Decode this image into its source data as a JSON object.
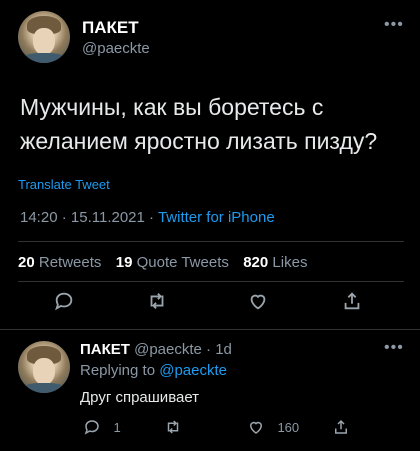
{
  "tweet": {
    "author_name": "ПАКЕТ",
    "author_handle": "@paeckte",
    "text": "Мужчины, как вы боретесь с желанием яростно лизать пизду?",
    "translate_label": "Translate Tweet",
    "time": "14:20",
    "date": "15.11.2021",
    "source": "Twitter for iPhone",
    "stats": {
      "retweets_count": "20",
      "retweets_label": "Retweets",
      "quote_count": "19",
      "quote_label": "Quote Tweets",
      "likes_count": "820",
      "likes_label": "Likes"
    },
    "actions": {
      "reply_icon": "reply-icon",
      "retweet_icon": "retweet-icon",
      "like_icon": "heart-icon",
      "share_icon": "share-icon"
    }
  },
  "reply": {
    "author_name": "ПАКЕТ",
    "author_handle": "@paeckte",
    "time_ago": "1d",
    "replying_to_label": "Replying to",
    "replying_to_handle": "@paeckte",
    "text": "Друг спрашивает",
    "reply_count": "1",
    "like_count": "160"
  },
  "colors": {
    "background": "#000000",
    "accent": "#1d9bf0",
    "muted": "#8b98a5",
    "divider": "#2f3336"
  }
}
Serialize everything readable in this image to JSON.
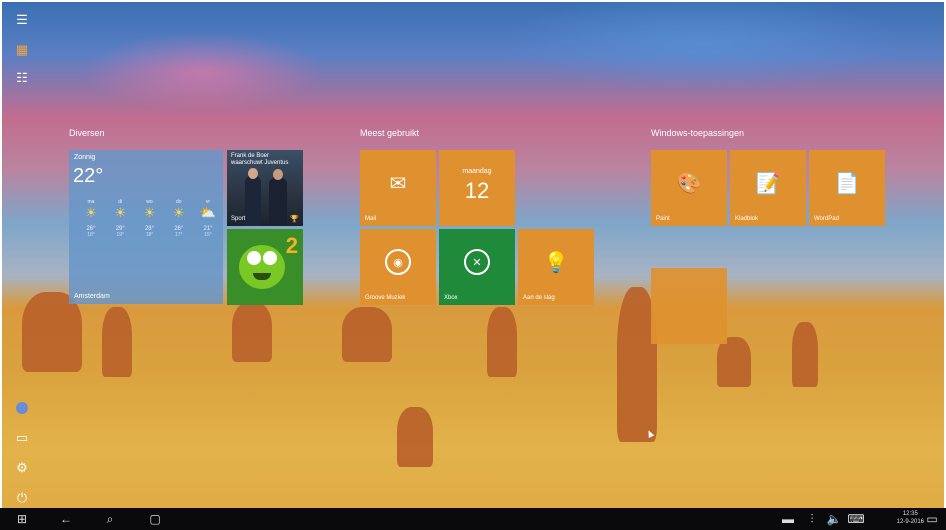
{
  "groups": {
    "diversen": "Diversen",
    "meest": "Meest gebruikt",
    "windows": "Windows-toepassingen"
  },
  "weather": {
    "condition": "Zonnig",
    "temp": "22°",
    "city": "Amsterdam",
    "days": [
      {
        "name": "ma",
        "hi": "26°",
        "lo": "18°"
      },
      {
        "name": "di",
        "hi": "29°",
        "lo": "19°"
      },
      {
        "name": "wo",
        "hi": "28°",
        "lo": "18°"
      },
      {
        "name": "do",
        "hi": "26°",
        "lo": "17°"
      },
      {
        "name": "vr",
        "hi": "21°",
        "lo": "15°"
      }
    ]
  },
  "sport": {
    "headline": "Frank de Boer waarschuwt Juventus",
    "label": "Sport"
  },
  "tiles": {
    "mail": "Mail",
    "cal_day": "maandag",
    "cal_num": "12",
    "groove": "Groove Muziek",
    "xbox": "Xbox",
    "tips": "Aan de slag",
    "paint": "Paint",
    "notepad": "Kladblok",
    "wordpad": "WordPad"
  },
  "clock": {
    "time": "12:35",
    "date": "12-9-2016"
  }
}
**********
In the entries above, identify each line that includes the string "this", then copy it.

Written solution =
Decode this image into its source data as a JSON object.
Serialize everything readable in this image to JSON.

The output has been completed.